Task objective — Rewrite all the records below, swapping "위치이전" for "캠퍼스 이전" and keeping everything else the same. Leave the pictures out of your answer.
Begin Records for the exercise
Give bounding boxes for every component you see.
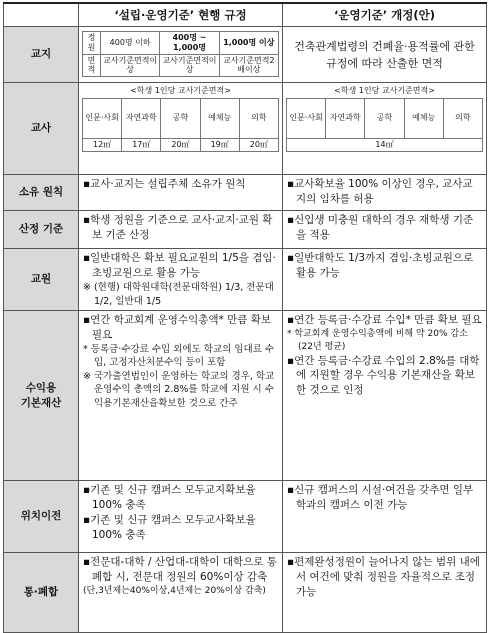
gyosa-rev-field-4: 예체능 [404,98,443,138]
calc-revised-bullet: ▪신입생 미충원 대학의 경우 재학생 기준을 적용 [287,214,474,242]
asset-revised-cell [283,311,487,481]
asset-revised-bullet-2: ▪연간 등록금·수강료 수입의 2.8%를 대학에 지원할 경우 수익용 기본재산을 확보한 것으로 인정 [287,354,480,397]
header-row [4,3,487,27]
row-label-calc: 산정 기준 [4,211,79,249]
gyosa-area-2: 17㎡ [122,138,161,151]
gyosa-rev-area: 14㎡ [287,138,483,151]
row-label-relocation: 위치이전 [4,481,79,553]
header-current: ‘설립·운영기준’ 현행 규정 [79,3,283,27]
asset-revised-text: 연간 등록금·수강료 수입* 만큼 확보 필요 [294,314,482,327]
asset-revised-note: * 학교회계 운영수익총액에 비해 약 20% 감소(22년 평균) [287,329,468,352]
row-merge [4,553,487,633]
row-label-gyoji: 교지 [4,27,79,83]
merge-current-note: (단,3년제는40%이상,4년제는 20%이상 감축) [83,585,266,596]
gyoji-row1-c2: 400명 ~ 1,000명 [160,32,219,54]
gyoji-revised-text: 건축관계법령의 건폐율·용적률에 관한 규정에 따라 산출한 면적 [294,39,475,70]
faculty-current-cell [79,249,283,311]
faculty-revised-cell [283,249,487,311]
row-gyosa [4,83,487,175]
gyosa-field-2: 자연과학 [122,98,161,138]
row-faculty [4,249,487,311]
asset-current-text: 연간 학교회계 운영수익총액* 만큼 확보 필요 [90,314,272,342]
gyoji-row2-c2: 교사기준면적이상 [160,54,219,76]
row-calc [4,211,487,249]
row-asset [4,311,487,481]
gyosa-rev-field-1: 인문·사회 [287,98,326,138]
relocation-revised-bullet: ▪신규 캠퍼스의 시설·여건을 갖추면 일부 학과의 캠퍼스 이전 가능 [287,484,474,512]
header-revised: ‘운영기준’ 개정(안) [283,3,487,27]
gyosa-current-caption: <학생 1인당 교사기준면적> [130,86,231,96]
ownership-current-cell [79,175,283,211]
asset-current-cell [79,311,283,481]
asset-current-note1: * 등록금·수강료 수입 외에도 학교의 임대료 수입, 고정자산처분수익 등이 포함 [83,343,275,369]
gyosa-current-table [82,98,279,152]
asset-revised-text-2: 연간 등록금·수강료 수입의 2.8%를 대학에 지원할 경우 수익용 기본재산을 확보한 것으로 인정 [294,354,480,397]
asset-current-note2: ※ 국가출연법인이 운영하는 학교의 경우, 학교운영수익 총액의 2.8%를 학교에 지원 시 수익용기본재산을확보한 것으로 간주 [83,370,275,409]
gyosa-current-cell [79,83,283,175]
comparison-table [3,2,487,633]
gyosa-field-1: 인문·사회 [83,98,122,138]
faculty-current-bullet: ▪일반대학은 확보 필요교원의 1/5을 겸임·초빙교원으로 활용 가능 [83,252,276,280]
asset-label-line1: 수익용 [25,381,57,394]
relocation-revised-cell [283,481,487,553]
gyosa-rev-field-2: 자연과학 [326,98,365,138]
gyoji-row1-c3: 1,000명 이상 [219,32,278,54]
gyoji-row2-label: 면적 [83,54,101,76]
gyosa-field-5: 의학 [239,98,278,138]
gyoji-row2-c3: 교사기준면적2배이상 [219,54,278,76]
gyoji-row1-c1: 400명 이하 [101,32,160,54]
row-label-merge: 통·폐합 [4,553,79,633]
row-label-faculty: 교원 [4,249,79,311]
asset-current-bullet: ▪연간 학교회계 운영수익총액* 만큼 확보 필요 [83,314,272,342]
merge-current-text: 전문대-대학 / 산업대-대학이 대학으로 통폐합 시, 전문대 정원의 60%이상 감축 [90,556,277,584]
End Records for the exercise
Output of the task —
Give bounding boxes for every component you see.
gyosa-rev-field-4: 예체능 [404,98,443,138]
calc-revised-bullet: ▪신입생 미충원 대학의 경우 재학생 기준을 적용 [287,214,474,242]
asset-revised-cell [283,311,487,481]
asset-revised-bullet-2: ▪연간 등록금·수강료 수입의 2.8%를 대학에 지원할 경우 수익용 기본재산을 확보한 것으로 인정 [287,354,480,397]
header-row [4,3,487,27]
row-label-calc: 산정 기준 [4,211,79,249]
gyosa-area-2: 17㎡ [122,138,161,151]
gyosa-rev-area: 14㎡ [287,138,483,151]
row-label-relocation: 캠퍼스 이전 [4,481,79,553]
header-current: ‘설립·운영기준’ 현행 규정 [79,3,283,27]
asset-revised-text: 연간 등록금·수강료 수입* 만큼 확보 필요 [294,314,482,327]
asset-revised-note: * 학교회계 운영수익총액에 비해 약 20% 감소(22년 평균) [287,329,468,352]
row-merge [4,553,487,633]
row-label-gyoji: 교지 [4,27,79,83]
merge-current-note: (단,3년제는40%이상,4년제는 20%이상 감축) [83,585,266,596]
gyoji-row1-c2: 400명 ~ 1,000명 [160,32,219,54]
gyoji-revised-text: 건축관계법령의 건폐율·용적률에 관한 규정에 따라 산출한 면적 [294,39,475,70]
faculty-current-cell [79,249,283,311]
faculty-revised-cell [283,249,487,311]
row-gyosa [4,83,487,175]
gyosa-field-2: 자연과학 [122,98,161,138]
row-faculty [4,249,487,311]
asset-current-text: 연간 학교회계 운영수익총액* 만큼 확보 필요 [90,314,272,342]
gyoji-row2-c2: 교사기준면적이상 [160,54,219,76]
row-calc [4,211,487,249]
row-asset [4,311,487,481]
gyosa-rev-field-1: 인문·사회 [287,98,326,138]
relocation-revised-bullet: ▪신규 캠퍼스의 시설·여건을 갖추면 일부 학과의 캠퍼스 이전 가능 [287,484,474,512]
header-revised: ‘운영기준’ 개정(안) [283,3,487,27]
gyosa-current-caption: <학생 1인당 교사기준면적> [130,86,231,96]
ownership-current-cell [79,175,283,211]
asset-current-cell [79,311,283,481]
asset-current-note1: * 등록금·수강료 수입 외에도 학교의 임대료 수입, 고정자산처분수익 등이 포함 [83,343,275,369]
gyosa-current-table [82,98,279,152]
asset-revised-text-2: 연간 등록금·수강료 수입의 2.8%를 대학에 지원할 경우 수익용 기본재산을 확보한 것으로 인정 [294,354,480,397]
asset-current-note2: ※ 국가출연법인이 운영하는 학교의 경우, 학교운영수익 총액의 2.8%를 학교에 지원 시 수익용기본재산을확보한 것으로 간주 [83,370,275,409]
gyosa-current-cell [79,83,283,175]
comparison-table [3,2,487,633]
gyosa-field-1: 인문·사회 [83,98,122,138]
faculty-current-bullet: ▪일반대학은 확보 필요교원의 1/5을 겸임·초빙교원으로 활용 가능 [83,252,276,280]
asset-label-line1: 수익용 [25,381,57,394]
relocation-revised-cell [283,481,487,553]
gyosa-rev-field-2: 자연과학 [326,98,365,138]
gyoji-row1-c3: 1,000명 이상 [219,32,278,54]
gyoji-row2-label: 면적 [83,54,101,76]
gyosa-field-5: 의학 [239,98,278,138]
gyoji-row2-c3: 교사기준면적2배이상 [219,54,278,76]
gyoji-row1-c1: 400명 이하 [101,32,160,54]
row-label-merge: 통·폐합 [4,553,79,633]
row-label-faculty: 교원 [4,249,79,311]
asset-current-bullet: ▪연간 학교회계 운영수익총액* 만큼 확보 필요 [83,314,272,342]
merge-current-text: 전문대-대학 / 산업대-대학이 대학으로 통폐합 시, 전문대 정원의 60%이상 감축 [90,556,277,584]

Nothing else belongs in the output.